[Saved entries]
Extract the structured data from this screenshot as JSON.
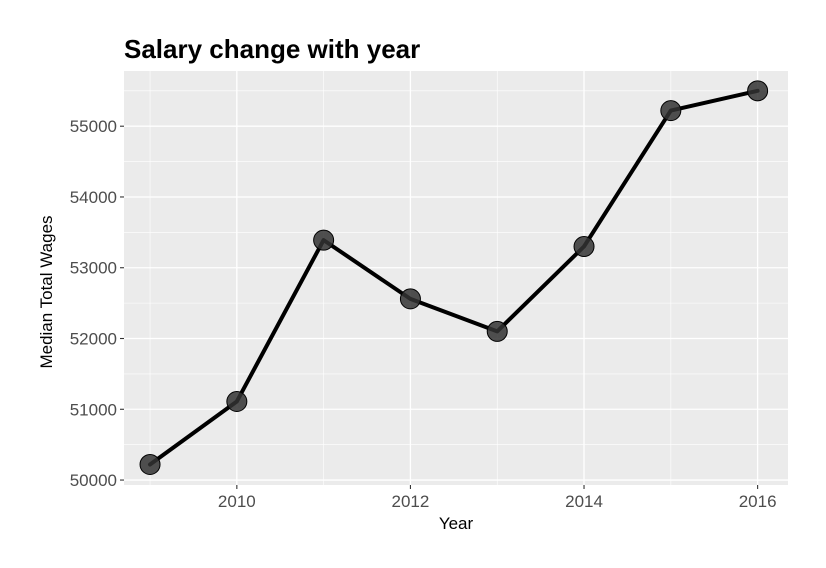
{
  "chart_data": {
    "type": "line",
    "title": "Salary change with year",
    "xlabel": "Year",
    "ylabel": "Median Total Wages",
    "x": [
      2009,
      2010,
      2011,
      2012,
      2013,
      2014,
      2015,
      2016
    ],
    "series": [
      {
        "values": [
          50220,
          51110,
          53390,
          52560,
          52100,
          53300,
          55220,
          55500
        ]
      }
    ],
    "x_ticks": [
      2010,
      2012,
      2014,
      2016
    ],
    "y_ticks": [
      50000,
      51000,
      52000,
      53000,
      54000,
      55000
    ],
    "xlim": [
      2008.7,
      2016.35
    ],
    "ylim": [
      49930,
      55780
    ],
    "grid": true,
    "legend": "none",
    "colors": {
      "panel": "#ebebeb",
      "grid": "#ffffff",
      "line": "#000000",
      "point": "#333333"
    }
  }
}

• Exercise brief
Every entry above needs to be retyped exactly; drop the pictures.

• Exercise result
Extract the structured data from this screenshot as JSON.
{
  "chart_data": {
    "type": "line",
    "title": "Salary change with year",
    "xlabel": "Year",
    "ylabel": "Median Total Wages",
    "x": [
      2009,
      2010,
      2011,
      2012,
      2013,
      2014,
      2015,
      2016
    ],
    "series": [
      {
        "values": [
          50220,
          51110,
          53390,
          52560,
          52100,
          53300,
          55220,
          55500
        ]
      }
    ],
    "x_ticks": [
      2010,
      2012,
      2014,
      2016
    ],
    "y_ticks": [
      50000,
      51000,
      52000,
      53000,
      54000,
      55000
    ],
    "xlim": [
      2008.7,
      2016.35
    ],
    "ylim": [
      49930,
      55780
    ],
    "grid": true,
    "legend": "none",
    "colors": {
      "panel": "#ebebeb",
      "grid": "#ffffff",
      "line": "#000000",
      "point": "#333333"
    }
  }
}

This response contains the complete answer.